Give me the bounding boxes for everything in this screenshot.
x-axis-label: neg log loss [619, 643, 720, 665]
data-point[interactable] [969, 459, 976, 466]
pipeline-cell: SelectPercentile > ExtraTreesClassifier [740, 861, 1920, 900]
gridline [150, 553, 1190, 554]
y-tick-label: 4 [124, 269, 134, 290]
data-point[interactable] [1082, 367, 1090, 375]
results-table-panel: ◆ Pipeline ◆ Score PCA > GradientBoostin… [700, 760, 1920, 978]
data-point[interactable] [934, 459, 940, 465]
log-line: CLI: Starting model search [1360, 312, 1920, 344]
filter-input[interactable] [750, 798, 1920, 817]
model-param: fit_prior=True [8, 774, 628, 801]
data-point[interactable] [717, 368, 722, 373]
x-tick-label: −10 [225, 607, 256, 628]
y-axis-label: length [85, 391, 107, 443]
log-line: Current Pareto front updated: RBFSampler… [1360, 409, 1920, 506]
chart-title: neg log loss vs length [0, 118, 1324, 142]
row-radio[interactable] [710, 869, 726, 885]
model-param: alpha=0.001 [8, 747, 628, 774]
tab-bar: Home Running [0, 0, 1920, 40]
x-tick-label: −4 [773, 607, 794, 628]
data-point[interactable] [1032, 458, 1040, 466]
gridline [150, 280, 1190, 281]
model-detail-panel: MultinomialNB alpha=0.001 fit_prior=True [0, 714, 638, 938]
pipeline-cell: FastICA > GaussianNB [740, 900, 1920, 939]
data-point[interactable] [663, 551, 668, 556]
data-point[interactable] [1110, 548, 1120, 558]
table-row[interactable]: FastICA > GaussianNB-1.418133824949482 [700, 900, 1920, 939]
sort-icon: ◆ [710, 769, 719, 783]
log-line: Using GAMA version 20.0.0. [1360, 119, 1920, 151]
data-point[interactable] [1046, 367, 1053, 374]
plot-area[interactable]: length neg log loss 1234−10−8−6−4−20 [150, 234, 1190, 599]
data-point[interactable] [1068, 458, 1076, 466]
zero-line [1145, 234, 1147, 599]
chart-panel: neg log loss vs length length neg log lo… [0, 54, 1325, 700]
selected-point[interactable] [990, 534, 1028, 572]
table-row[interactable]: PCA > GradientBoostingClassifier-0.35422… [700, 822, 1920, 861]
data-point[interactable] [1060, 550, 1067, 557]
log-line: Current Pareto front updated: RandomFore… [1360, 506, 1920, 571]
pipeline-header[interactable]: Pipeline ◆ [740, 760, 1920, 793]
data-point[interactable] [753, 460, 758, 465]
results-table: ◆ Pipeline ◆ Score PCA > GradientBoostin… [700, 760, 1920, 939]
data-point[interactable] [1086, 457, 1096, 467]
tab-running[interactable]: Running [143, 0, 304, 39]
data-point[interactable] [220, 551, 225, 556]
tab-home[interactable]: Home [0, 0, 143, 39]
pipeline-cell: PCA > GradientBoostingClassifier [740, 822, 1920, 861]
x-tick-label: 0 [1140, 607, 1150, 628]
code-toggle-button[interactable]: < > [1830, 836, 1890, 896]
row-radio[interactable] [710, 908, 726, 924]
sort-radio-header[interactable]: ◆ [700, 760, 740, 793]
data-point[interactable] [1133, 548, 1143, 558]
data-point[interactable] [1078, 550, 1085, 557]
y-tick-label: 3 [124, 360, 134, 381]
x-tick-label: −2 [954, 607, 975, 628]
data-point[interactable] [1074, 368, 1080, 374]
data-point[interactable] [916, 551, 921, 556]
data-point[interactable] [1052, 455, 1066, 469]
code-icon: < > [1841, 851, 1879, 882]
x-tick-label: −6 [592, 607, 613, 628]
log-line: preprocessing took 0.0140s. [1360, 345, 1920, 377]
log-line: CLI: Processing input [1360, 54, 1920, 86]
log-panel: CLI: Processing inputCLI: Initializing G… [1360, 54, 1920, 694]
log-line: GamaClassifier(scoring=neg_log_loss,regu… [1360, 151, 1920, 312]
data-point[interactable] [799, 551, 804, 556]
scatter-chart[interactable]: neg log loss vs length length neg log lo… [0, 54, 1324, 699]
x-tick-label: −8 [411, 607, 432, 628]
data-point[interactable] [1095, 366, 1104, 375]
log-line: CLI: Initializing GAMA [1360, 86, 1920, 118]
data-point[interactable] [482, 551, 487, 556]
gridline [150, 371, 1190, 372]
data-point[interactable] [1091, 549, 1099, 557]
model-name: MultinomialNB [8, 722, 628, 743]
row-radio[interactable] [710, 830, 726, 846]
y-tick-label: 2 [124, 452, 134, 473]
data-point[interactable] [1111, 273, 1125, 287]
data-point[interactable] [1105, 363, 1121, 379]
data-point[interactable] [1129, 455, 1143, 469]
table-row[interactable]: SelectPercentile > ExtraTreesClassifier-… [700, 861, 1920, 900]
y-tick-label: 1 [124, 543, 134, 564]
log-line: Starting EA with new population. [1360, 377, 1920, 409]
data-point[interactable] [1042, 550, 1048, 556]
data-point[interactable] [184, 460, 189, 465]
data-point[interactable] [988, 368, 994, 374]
·····
Print every line of the records above again without any change.

_The answer_.
Give me the bounding boxes for everything in this screenshot.
x-axis-label: neg log loss [619, 643, 720, 665]
data-point[interactable] [969, 459, 976, 466]
pipeline-cell: SelectPercentile > ExtraTreesClassifier [740, 861, 1920, 900]
gridline [150, 553, 1190, 554]
y-tick-label: 4 [124, 269, 134, 290]
data-point[interactable] [1082, 367, 1090, 375]
results-table-panel: ◆ Pipeline ◆ Score PCA > GradientBoostin… [700, 760, 1920, 978]
data-point[interactable] [934, 459, 940, 465]
log-line: CLI: Starting model search [1360, 312, 1920, 344]
filter-input[interactable] [750, 798, 1920, 817]
model-param: fit_prior=True [8, 774, 628, 801]
data-point[interactable] [717, 368, 722, 373]
x-tick-label: −10 [225, 607, 256, 628]
y-axis-label: length [85, 391, 107, 443]
log-line: Current Pareto front updated: RBFSampler… [1360, 409, 1920, 506]
chart-title: neg log loss vs length [0, 118, 1324, 142]
row-radio[interactable] [710, 869, 726, 885]
model-param: alpha=0.001 [8, 747, 628, 774]
tab-bar: Home Running [0, 0, 1920, 40]
x-tick-label: −4 [773, 607, 794, 628]
data-point[interactable] [1032, 458, 1040, 466]
gridline [150, 280, 1190, 281]
model-detail-panel: MultinomialNB alpha=0.001 fit_prior=True [0, 714, 638, 938]
pipeline-cell: FastICA > GaussianNB [740, 900, 1920, 939]
data-point[interactable] [663, 551, 668, 556]
data-point[interactable] [1110, 548, 1120, 558]
table-row[interactable]: FastICA > GaussianNB-1.418133824949482 [700, 900, 1920, 939]
sort-icon: ◆ [710, 769, 719, 783]
log-line: Using GAMA version 20.0.0. [1360, 119, 1920, 151]
data-point[interactable] [1046, 367, 1053, 374]
plot-area[interactable]: length neg log loss 1234−10−8−6−4−20 [150, 234, 1190, 599]
data-point[interactable] [1068, 458, 1076, 466]
zero-line [1145, 234, 1147, 599]
chart-panel: neg log loss vs length length neg log lo… [0, 54, 1325, 700]
selected-point[interactable] [990, 534, 1028, 572]
table-row[interactable]: PCA > GradientBoostingClassifier-0.35422… [700, 822, 1920, 861]
data-point[interactable] [1060, 550, 1067, 557]
log-line: Current Pareto front updated: RandomFore… [1360, 506, 1920, 571]
pipeline-header[interactable]: Pipeline ◆ [740, 760, 1920, 793]
data-point[interactable] [753, 460, 758, 465]
results-table: ◆ Pipeline ◆ Score PCA > GradientBoostin… [700, 760, 1920, 939]
data-point[interactable] [1086, 457, 1096, 467]
tab-running[interactable]: Running [143, 0, 304, 39]
data-point[interactable] [220, 551, 225, 556]
tab-home[interactable]: Home [0, 0, 143, 39]
pipeline-cell: PCA > GradientBoostingClassifier [740, 822, 1920, 861]
x-tick-label: 0 [1140, 607, 1150, 628]
code-toggle-button[interactable]: < > [1830, 836, 1890, 896]
row-radio[interactable] [710, 908, 726, 924]
sort-radio-header[interactable]: ◆ [700, 760, 740, 793]
data-point[interactable] [1133, 548, 1143, 558]
data-point[interactable] [1078, 550, 1085, 557]
y-tick-label: 3 [124, 360, 134, 381]
x-tick-label: −2 [954, 607, 975, 628]
data-point[interactable] [1074, 368, 1080, 374]
data-point[interactable] [916, 551, 921, 556]
data-point[interactable] [1052, 455, 1066, 469]
code-icon: < > [1841, 851, 1879, 882]
x-tick-label: −6 [592, 607, 613, 628]
log-line: preprocessing took 0.0140s. [1360, 345, 1920, 377]
log-line: CLI: Processing input [1360, 54, 1920, 86]
log-panel: CLI: Processing inputCLI: Initializing G… [1360, 54, 1920, 694]
log-line: GamaClassifier(scoring=neg_log_loss,regu… [1360, 151, 1920, 312]
data-point[interactable] [799, 551, 804, 556]
scatter-chart[interactable]: neg log loss vs length length neg log lo… [0, 54, 1324, 699]
x-tick-label: −8 [411, 607, 432, 628]
data-point[interactable] [1095, 366, 1104, 375]
log-line: CLI: Initializing GAMA [1360, 86, 1920, 118]
data-point[interactable] [482, 551, 487, 556]
gridline [150, 371, 1190, 372]
data-point[interactable] [1091, 549, 1099, 557]
model-name: MultinomialNB [8, 722, 628, 743]
row-radio[interactable] [710, 830, 726, 846]
y-tick-label: 2 [124, 452, 134, 473]
data-point[interactable] [1111, 273, 1125, 287]
data-point[interactable] [1105, 363, 1121, 379]
data-point[interactable] [1129, 455, 1143, 469]
table-row[interactable]: SelectPercentile > ExtraTreesClassifier-… [700, 861, 1920, 900]
y-tick-label: 1 [124, 543, 134, 564]
log-line: Starting EA with new population. [1360, 377, 1920, 409]
data-point[interactable] [1042, 550, 1048, 556]
data-point[interactable] [184, 460, 189, 465]
data-point[interactable] [988, 368, 994, 374]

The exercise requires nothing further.